**The input**
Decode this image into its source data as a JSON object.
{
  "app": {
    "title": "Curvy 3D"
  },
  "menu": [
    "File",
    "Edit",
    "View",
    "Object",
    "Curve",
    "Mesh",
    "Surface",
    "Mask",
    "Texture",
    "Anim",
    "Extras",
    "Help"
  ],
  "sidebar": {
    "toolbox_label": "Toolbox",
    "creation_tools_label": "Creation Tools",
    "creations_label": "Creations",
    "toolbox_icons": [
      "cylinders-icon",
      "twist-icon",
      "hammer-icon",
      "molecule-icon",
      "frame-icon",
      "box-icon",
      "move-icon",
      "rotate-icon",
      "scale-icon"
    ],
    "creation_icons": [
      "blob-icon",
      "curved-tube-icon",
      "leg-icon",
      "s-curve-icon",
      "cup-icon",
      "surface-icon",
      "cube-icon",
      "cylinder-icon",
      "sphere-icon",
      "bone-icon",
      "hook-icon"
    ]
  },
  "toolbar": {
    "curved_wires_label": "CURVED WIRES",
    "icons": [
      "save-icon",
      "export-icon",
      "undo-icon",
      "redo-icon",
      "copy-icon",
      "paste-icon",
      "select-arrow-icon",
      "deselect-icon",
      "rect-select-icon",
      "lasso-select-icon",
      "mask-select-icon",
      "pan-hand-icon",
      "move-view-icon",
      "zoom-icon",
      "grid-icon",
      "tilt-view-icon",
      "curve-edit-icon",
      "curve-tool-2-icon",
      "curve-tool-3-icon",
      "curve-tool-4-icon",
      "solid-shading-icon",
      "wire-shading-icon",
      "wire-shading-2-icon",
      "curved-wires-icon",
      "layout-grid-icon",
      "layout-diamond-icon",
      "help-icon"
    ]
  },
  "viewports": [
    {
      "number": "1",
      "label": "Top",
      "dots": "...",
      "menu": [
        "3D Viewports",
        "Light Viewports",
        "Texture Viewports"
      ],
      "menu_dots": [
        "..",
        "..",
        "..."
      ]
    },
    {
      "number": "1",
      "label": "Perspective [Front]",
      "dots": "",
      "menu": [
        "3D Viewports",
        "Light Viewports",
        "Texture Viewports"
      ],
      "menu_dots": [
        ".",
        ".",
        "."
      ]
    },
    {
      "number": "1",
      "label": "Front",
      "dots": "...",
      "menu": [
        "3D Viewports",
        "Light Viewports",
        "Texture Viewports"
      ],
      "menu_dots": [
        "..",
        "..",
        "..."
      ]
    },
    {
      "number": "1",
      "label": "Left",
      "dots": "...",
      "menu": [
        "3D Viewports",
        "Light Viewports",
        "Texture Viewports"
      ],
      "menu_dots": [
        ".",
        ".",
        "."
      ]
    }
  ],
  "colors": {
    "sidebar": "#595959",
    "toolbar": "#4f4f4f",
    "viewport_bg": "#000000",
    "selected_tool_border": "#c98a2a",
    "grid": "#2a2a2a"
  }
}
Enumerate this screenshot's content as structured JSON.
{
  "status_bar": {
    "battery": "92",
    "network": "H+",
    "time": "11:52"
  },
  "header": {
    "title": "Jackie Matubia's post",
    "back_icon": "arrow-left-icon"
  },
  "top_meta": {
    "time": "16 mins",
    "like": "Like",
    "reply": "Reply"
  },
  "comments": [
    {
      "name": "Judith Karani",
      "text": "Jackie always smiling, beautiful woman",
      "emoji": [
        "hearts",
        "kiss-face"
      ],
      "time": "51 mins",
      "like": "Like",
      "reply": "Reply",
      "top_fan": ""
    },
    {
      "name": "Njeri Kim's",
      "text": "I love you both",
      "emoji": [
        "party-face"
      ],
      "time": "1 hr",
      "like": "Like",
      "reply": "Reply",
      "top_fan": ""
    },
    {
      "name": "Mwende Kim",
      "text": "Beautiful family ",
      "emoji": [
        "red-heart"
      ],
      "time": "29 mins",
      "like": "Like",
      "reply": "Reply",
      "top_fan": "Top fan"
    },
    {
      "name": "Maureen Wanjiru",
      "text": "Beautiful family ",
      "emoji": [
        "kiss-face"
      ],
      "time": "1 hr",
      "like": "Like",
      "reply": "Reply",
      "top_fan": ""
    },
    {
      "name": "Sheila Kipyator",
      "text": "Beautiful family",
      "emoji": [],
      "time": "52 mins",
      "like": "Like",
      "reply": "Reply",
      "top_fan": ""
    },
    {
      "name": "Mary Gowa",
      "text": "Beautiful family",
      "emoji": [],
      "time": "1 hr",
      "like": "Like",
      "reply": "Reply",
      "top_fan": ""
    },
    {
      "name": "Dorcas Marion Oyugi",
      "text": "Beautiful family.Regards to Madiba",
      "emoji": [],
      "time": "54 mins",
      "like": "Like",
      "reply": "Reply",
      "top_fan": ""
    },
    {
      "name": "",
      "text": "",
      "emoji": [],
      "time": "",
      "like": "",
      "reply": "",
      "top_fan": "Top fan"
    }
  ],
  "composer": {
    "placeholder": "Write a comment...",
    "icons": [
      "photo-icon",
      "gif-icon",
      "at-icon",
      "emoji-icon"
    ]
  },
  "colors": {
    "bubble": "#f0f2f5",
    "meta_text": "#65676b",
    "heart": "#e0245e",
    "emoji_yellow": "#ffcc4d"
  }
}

**What the task asks**
Repeat the records above in full, character for character.

**Output**
Decode this image into its source data as a JSON object.
{
  "app": {
    "title": "Curvy 3D"
  },
  "menu": [
    "File",
    "Edit",
    "View",
    "Object",
    "Curve",
    "Mesh",
    "Surface",
    "Mask",
    "Texture",
    "Anim",
    "Extras",
    "Help"
  ],
  "sidebar": {
    "toolbox_label": "Toolbox",
    "creation_tools_label": "Creation Tools",
    "creations_label": "Creations",
    "toolbox_icons": [
      "cylinders-icon",
      "twist-icon",
      "hammer-icon",
      "molecule-icon",
      "frame-icon",
      "box-icon",
      "move-icon",
      "rotate-icon",
      "scale-icon"
    ],
    "creation_icons": [
      "blob-icon",
      "curved-tube-icon",
      "leg-icon",
      "s-curve-icon",
      "cup-icon",
      "surface-icon",
      "cube-icon",
      "cylinder-icon",
      "sphere-icon",
      "bone-icon",
      "hook-icon"
    ]
  },
  "toolbar": {
    "curved_wires_label": "CURVED WIRES",
    "icons": [
      "save-icon",
      "export-icon",
      "undo-icon",
      "redo-icon",
      "copy-icon",
      "paste-icon",
      "select-arrow-icon",
      "deselect-icon",
      "rect-select-icon",
      "lasso-select-icon",
      "mask-select-icon",
      "pan-hand-icon",
      "move-view-icon",
      "zoom-icon",
      "grid-icon",
      "tilt-view-icon",
      "curve-edit-icon",
      "curve-tool-2-icon",
      "curve-tool-3-icon",
      "curve-tool-4-icon",
      "solid-shading-icon",
      "wire-shading-icon",
      "wire-shading-2-icon",
      "curved-wires-icon",
      "layout-grid-icon",
      "layout-diamond-icon",
      "help-icon"
    ]
  },
  "viewports": [
    {
      "number": "1",
      "label": "Top",
      "dots": "...",
      "menu": [
        "3D Viewports",
        "Light Viewports",
        "Texture Viewports"
      ],
      "menu_dots": [
        "..",
        "..",
        "..."
      ]
    },
    {
      "number": "1",
      "label": "Perspective [Front]",
      "dots": "",
      "menu": [
        "3D Viewports",
        "Light Viewports",
        "Texture Viewports"
      ],
      "menu_dots": [
        ".",
        ".",
        "."
      ]
    },
    {
      "number": "1",
      "label": "Front",
      "dots": "...",
      "menu": [
        "3D Viewports",
        "Light Viewports",
        "Texture Viewports"
      ],
      "menu_dots": [
        "..",
        "..",
        "..."
      ]
    },
    {
      "number": "1",
      "label": "Left",
      "dots": "...",
      "menu": [
        "3D Viewports",
        "Light Viewports",
        "Texture Viewports"
      ],
      "menu_dots": [
        ".",
        ".",
        "."
      ]
    }
  ],
  "colors": {
    "sidebar": "#595959",
    "toolbar": "#4f4f4f",
    "viewport_bg": "#000000",
    "selected_tool_border": "#c98a2a",
    "grid": "#2a2a2a"
  }
}
Enumerate this screenshot's content as structured JSON.
{
  "status_bar": {
    "battery": "92",
    "network": "H+",
    "time": "11:52"
  },
  "header": {
    "title": "Jackie Matubia's post",
    "back_icon": "arrow-left-icon"
  },
  "top_meta": {
    "time": "16 mins",
    "like": "Like",
    "reply": "Reply"
  },
  "comments": [
    {
      "name": "Judith Karani",
      "text": "Jackie always smiling, beautiful woman",
      "emoji": [
        "hearts",
        "kiss-face"
      ],
      "time": "51 mins",
      "like": "Like",
      "reply": "Reply",
      "top_fan": ""
    },
    {
      "name": "Njeri Kim's",
      "text": "I love you both",
      "emoji": [
        "party-face"
      ],
      "time": "1 hr",
      "like": "Like",
      "reply": "Reply",
      "top_fan": ""
    },
    {
      "name": "Mwende Kim",
      "text": "Beautiful family ",
      "emoji": [
        "red-heart"
      ],
      "time": "29 mins",
      "like": "Like",
      "reply": "Reply",
      "top_fan": "Top fan"
    },
    {
      "name": "Maureen Wanjiru",
      "text": "Beautiful family ",
      "emoji": [
        "kiss-face"
      ],
      "time": "1 hr",
      "like": "Like",
      "reply": "Reply",
      "top_fan": ""
    },
    {
      "name": "Sheila Kipyator",
      "text": "Beautiful family",
      "emoji": [],
      "time": "52 mins",
      "like": "Like",
      "reply": "Reply",
      "top_fan": ""
    },
    {
      "name": "Mary Gowa",
      "text": "Beautiful family",
      "emoji": [],
      "time": "1 hr",
      "like": "Like",
      "reply": "Reply",
      "top_fan": ""
    },
    {
      "name": "Dorcas Marion Oyugi",
      "text": "Beautiful family.Regards to Madiba",
      "emoji": [],
      "time": "54 mins",
      "like": "Like",
      "reply": "Reply",
      "top_fan": ""
    },
    {
      "name": "",
      "text": "",
      "emoji": [],
      "time": "",
      "like": "",
      "reply": "",
      "top_fan": "Top fan"
    }
  ],
  "composer": {
    "placeholder": "Write a comment...",
    "icons": [
      "photo-icon",
      "gif-icon",
      "at-icon",
      "emoji-icon"
    ]
  },
  "colors": {
    "bubble": "#f0f2f5",
    "meta_text": "#65676b",
    "heart": "#e0245e",
    "emoji_yellow": "#ffcc4d"
  }
}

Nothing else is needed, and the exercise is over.